§ **Problem to solve**: Exactly as they appear, output all of the records. Skip any images.

▬▬▬▬▬▬

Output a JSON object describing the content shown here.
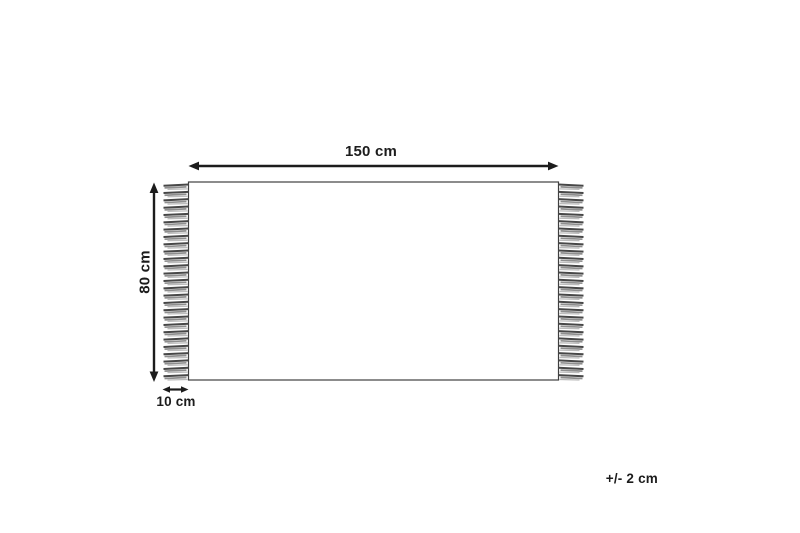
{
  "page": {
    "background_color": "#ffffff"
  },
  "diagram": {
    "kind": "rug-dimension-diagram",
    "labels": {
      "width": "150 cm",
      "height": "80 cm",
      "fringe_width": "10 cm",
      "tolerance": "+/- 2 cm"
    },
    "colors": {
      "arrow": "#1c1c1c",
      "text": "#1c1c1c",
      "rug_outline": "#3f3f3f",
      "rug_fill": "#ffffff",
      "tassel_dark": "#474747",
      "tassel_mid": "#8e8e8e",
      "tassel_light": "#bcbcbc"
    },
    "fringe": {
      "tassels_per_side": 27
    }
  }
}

▬▬▬▬▬▬

§ **Solution for this task**:
Output a JSON object describing the content shown here.
{
  "page": {
    "background_color": "#ffffff"
  },
  "diagram": {
    "kind": "rug-dimension-diagram",
    "labels": {
      "width": "150 cm",
      "height": "80 cm",
      "fringe_width": "10 cm",
      "tolerance": "+/- 2 cm"
    },
    "colors": {
      "arrow": "#1c1c1c",
      "text": "#1c1c1c",
      "rug_outline": "#3f3f3f",
      "rug_fill": "#ffffff",
      "tassel_dark": "#474747",
      "tassel_mid": "#8e8e8e",
      "tassel_light": "#bcbcbc"
    },
    "fringe": {
      "tassels_per_side": 27
    }
  }
}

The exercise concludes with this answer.